Stored entries
+ + + + + + +
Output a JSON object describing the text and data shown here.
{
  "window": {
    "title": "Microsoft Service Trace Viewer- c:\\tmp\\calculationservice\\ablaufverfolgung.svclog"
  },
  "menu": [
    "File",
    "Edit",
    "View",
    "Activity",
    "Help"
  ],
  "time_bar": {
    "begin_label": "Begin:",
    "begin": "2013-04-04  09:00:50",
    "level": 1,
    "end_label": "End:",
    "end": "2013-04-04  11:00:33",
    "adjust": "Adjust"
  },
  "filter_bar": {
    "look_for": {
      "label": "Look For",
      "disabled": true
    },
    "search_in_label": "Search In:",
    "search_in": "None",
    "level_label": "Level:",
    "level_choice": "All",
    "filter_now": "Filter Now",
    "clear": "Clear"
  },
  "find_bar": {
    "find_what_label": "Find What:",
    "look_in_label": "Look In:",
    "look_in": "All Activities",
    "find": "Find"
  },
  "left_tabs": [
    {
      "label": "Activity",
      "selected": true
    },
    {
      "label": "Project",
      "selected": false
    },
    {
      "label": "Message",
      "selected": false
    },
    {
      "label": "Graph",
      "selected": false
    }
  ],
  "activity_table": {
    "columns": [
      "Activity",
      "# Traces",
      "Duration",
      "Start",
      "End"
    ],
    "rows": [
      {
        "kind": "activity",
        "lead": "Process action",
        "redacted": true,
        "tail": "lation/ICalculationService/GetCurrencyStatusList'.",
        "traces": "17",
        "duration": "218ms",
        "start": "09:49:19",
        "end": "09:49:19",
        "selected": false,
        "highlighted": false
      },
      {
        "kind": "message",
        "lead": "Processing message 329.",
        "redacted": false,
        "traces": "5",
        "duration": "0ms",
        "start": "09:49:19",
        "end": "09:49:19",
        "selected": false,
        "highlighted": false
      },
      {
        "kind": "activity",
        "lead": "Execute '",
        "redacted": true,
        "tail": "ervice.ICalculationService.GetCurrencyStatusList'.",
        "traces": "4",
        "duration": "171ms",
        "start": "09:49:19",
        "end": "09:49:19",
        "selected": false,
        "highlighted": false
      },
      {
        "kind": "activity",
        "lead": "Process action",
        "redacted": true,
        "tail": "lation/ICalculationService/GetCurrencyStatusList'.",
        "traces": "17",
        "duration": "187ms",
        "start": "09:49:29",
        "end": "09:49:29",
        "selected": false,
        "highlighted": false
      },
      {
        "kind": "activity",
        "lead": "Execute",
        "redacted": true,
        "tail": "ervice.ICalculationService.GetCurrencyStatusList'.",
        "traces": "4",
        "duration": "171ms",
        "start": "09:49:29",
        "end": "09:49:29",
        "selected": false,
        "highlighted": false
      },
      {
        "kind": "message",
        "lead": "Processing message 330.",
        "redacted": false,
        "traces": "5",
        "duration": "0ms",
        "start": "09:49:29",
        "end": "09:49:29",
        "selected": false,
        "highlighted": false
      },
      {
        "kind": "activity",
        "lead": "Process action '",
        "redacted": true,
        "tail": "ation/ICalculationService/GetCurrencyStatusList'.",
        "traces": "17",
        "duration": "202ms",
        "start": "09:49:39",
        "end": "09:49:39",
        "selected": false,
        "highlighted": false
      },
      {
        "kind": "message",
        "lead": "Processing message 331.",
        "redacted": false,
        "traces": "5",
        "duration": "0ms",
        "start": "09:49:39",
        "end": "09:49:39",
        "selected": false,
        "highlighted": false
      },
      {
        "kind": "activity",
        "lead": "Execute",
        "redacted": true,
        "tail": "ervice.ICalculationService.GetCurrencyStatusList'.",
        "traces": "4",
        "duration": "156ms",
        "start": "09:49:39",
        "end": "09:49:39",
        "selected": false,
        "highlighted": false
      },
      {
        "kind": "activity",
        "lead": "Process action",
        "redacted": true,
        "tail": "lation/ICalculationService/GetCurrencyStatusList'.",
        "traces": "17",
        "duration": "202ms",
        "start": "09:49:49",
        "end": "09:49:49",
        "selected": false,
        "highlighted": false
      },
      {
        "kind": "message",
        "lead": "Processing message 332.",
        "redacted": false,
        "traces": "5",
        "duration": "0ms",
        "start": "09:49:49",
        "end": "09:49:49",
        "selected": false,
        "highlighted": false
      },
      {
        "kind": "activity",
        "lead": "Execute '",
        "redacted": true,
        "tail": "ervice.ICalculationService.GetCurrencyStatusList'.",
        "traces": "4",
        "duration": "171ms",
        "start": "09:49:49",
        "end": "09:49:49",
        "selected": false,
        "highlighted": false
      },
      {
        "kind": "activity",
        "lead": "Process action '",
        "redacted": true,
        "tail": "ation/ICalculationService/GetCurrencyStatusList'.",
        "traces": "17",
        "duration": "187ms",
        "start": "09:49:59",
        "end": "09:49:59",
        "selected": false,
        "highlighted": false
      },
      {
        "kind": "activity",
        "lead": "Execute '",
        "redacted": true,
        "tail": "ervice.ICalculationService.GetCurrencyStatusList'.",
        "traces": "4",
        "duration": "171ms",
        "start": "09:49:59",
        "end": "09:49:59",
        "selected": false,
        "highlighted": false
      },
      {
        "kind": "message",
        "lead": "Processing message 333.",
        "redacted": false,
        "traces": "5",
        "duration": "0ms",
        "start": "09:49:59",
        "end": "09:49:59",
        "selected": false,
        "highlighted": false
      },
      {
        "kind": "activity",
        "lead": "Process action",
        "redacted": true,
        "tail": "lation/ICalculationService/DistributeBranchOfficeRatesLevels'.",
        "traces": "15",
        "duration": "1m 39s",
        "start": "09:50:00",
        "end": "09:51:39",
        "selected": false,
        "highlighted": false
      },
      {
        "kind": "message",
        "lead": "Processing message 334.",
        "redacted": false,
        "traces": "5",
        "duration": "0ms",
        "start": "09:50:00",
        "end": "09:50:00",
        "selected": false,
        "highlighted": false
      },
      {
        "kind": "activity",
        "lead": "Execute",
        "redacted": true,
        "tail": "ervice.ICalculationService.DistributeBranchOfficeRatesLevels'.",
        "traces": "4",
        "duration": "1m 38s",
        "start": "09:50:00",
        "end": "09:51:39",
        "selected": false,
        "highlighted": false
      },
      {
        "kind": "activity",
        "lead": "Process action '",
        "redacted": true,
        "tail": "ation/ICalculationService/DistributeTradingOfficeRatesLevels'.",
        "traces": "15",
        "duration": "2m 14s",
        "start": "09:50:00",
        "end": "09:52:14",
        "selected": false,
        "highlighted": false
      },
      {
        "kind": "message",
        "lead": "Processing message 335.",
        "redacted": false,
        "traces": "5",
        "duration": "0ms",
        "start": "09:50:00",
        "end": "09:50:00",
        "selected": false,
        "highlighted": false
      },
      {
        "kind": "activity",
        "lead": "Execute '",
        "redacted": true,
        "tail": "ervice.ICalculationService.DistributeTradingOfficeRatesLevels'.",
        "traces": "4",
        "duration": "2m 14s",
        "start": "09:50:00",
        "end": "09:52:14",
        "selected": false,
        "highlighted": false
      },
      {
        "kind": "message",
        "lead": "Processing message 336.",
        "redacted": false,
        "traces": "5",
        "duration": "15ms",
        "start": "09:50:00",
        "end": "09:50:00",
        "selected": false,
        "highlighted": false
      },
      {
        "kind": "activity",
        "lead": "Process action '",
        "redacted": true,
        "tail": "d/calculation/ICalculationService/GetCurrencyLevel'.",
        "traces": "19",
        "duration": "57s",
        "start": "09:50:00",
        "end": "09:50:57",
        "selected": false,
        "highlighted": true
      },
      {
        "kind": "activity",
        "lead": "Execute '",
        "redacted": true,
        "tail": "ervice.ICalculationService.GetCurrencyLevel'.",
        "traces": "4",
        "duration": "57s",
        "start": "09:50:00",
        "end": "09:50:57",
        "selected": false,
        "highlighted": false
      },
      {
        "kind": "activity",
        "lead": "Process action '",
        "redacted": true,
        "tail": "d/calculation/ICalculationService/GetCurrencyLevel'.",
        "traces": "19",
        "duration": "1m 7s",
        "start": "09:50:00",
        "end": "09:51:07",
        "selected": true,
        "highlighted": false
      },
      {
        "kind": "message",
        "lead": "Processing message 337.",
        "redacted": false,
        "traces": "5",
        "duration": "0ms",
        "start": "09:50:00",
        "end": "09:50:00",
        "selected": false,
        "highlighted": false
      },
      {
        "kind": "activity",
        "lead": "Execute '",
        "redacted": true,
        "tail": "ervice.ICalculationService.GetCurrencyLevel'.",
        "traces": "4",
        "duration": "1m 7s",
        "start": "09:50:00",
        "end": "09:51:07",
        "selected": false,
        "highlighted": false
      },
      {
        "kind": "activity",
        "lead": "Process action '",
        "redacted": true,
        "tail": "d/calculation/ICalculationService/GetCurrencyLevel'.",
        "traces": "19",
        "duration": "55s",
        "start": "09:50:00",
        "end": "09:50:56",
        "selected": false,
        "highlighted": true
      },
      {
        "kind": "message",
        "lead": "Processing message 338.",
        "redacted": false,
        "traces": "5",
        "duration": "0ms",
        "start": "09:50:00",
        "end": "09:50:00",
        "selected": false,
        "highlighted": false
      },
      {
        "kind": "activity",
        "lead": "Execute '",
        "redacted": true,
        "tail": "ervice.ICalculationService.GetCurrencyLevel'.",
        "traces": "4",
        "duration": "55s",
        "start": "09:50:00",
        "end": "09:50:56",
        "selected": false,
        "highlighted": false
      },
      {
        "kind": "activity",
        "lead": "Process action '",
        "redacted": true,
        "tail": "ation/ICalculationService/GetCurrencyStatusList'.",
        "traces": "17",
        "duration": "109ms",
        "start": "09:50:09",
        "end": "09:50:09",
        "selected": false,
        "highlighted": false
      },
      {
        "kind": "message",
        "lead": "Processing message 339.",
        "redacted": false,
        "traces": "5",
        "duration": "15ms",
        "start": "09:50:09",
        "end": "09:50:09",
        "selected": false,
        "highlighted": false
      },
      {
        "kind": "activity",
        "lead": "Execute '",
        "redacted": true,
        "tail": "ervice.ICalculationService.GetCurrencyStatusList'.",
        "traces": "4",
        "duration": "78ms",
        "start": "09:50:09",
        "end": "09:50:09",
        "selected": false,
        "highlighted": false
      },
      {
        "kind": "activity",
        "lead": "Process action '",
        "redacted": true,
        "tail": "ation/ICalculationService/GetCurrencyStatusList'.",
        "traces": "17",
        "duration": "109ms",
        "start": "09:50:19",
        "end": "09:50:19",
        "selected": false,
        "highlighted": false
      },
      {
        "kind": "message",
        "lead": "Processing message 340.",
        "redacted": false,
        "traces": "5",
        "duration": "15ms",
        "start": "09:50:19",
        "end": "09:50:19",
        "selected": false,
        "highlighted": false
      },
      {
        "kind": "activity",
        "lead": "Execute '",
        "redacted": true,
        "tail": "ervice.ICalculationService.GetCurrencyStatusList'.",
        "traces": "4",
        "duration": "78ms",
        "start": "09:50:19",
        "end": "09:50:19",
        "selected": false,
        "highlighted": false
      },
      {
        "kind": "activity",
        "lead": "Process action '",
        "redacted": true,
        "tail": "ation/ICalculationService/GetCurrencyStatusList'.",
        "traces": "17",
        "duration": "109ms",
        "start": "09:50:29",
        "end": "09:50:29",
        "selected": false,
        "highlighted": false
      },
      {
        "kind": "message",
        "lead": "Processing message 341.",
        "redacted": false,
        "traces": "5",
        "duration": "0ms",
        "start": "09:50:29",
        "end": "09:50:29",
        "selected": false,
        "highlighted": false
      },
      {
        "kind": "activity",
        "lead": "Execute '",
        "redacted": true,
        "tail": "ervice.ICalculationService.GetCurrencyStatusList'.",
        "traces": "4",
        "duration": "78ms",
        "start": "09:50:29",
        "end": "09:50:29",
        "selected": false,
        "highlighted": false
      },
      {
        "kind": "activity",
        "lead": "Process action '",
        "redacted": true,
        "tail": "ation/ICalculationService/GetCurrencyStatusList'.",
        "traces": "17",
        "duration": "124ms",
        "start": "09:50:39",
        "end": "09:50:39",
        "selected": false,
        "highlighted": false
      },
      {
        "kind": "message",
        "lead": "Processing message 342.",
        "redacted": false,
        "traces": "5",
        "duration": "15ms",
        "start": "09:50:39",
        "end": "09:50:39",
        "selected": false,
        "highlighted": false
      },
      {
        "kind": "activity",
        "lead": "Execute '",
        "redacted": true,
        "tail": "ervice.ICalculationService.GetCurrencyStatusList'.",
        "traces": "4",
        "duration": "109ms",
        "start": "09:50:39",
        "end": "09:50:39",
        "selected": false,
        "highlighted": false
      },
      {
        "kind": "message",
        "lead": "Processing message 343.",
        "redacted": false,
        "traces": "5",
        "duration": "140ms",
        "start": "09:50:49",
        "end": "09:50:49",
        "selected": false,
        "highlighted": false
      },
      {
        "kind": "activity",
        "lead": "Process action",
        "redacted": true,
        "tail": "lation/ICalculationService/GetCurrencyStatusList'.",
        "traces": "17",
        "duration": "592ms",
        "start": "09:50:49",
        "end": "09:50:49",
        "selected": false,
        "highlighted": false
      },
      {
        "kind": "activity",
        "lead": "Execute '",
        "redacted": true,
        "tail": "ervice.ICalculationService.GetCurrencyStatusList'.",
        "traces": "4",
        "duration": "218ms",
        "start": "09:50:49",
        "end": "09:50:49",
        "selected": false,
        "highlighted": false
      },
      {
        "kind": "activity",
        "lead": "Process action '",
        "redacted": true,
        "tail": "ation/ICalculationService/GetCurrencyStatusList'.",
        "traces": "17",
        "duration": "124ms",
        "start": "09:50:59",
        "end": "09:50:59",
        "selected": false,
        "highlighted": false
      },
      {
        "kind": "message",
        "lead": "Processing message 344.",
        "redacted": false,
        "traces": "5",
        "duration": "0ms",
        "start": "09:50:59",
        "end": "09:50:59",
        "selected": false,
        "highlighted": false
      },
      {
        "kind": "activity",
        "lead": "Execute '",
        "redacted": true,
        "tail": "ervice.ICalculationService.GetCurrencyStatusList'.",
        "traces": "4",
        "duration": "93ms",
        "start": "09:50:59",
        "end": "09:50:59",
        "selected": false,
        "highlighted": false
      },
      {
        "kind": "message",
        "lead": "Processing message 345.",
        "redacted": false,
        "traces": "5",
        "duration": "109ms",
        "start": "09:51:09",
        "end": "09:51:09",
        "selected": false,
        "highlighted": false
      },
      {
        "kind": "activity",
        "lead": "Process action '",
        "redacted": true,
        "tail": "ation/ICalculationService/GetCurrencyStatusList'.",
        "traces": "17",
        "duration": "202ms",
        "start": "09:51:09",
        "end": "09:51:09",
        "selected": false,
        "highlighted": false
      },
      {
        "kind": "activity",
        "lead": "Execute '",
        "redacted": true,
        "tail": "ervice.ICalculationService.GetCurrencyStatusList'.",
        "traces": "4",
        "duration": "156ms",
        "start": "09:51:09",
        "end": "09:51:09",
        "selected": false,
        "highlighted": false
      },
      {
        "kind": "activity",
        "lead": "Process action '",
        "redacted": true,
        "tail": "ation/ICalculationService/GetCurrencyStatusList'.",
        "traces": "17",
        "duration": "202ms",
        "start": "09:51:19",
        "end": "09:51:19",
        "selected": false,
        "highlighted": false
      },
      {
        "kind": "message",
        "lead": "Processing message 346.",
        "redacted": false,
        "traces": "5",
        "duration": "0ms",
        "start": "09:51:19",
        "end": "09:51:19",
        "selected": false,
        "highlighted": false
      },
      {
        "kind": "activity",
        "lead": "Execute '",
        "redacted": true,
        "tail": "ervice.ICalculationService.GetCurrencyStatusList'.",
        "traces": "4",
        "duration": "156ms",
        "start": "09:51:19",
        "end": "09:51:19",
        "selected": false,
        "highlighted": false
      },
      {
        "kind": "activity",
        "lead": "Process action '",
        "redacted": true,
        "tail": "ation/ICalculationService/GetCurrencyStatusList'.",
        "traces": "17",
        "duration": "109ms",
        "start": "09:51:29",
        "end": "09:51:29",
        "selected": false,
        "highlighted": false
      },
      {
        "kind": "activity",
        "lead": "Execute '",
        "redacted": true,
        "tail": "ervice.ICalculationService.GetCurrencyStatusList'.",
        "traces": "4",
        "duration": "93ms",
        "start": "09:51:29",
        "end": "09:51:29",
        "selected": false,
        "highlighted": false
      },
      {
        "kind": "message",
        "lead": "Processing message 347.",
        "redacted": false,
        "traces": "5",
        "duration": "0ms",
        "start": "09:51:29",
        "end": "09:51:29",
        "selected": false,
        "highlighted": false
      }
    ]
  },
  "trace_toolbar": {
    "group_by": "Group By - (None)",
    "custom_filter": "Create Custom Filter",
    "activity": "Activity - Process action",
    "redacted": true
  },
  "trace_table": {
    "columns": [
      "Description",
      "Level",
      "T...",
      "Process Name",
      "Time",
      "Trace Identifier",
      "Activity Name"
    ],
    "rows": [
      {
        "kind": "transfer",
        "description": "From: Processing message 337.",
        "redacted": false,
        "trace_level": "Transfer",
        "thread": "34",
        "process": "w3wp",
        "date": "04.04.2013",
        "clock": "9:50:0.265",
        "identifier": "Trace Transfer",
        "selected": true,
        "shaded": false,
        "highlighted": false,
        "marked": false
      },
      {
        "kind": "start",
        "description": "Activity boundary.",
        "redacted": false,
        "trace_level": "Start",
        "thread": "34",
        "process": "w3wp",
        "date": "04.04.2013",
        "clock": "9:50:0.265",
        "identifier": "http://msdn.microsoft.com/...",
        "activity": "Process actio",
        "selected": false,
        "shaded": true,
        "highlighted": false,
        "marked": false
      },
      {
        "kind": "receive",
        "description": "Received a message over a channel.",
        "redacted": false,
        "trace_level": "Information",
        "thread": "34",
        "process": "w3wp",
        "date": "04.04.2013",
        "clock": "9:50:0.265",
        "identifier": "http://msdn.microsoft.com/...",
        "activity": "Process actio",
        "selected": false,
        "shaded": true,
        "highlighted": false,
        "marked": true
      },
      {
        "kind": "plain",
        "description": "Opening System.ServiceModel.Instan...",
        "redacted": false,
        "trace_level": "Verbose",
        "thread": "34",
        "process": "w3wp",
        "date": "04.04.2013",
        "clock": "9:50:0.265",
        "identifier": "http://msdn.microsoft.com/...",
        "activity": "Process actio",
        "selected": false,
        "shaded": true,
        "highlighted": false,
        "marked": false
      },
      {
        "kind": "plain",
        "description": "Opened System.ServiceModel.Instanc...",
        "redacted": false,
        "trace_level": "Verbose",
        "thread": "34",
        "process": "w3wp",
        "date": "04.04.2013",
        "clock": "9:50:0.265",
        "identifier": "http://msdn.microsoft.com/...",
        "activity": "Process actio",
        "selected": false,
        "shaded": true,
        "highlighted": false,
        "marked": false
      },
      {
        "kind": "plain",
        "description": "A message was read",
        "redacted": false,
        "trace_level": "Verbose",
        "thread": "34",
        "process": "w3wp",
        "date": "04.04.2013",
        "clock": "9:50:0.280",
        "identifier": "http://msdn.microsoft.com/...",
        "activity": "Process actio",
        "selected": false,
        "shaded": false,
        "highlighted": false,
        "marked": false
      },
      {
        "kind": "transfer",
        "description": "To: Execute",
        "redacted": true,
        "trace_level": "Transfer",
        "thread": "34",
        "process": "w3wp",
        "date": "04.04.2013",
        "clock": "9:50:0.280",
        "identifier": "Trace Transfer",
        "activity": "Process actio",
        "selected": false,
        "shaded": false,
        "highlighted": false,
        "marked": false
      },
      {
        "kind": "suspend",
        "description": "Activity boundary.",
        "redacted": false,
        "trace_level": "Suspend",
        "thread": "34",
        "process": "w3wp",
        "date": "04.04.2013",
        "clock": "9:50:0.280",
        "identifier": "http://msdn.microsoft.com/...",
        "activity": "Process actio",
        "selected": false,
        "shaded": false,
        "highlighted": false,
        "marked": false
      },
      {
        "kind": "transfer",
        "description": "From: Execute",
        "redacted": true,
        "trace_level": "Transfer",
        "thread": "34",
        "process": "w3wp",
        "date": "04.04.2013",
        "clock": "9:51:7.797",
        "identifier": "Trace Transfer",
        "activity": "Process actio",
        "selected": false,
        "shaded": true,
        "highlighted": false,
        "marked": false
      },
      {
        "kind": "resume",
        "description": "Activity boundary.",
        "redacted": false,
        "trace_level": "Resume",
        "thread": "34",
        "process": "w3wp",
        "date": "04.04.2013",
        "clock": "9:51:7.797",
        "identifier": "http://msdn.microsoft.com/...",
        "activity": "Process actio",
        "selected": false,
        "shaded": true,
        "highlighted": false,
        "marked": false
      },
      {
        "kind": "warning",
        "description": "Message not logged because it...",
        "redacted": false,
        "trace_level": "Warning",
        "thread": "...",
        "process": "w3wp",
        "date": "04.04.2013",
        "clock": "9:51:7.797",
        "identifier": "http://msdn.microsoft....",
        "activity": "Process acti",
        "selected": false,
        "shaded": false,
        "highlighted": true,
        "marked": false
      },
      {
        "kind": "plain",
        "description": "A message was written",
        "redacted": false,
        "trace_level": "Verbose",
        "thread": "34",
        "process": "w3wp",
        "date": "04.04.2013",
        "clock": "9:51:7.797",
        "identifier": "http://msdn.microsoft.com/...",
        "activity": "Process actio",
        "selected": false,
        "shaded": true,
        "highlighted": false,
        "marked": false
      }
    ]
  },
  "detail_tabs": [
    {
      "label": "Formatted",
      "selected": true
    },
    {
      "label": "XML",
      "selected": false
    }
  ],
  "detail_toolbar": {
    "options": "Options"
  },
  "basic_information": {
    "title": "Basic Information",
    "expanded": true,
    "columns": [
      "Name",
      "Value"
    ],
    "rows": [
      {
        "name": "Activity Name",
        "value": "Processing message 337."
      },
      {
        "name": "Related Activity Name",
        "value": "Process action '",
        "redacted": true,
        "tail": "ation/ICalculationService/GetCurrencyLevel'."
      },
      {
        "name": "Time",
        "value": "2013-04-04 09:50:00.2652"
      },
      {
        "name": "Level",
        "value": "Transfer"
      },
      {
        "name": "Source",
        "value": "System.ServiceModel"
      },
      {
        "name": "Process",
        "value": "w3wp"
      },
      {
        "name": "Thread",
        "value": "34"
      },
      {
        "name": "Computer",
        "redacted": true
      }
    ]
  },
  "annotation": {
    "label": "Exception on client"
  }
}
+ + + + + + +
Given request: Using the listing, collect all lines in which the string "System" is found.

Solution for this problem:
        "description": "Opening System.ServiceModel.Instan...",
        "description": "Opened System.ServiceModel.Instanc...",
        "value": "System.ServiceModel"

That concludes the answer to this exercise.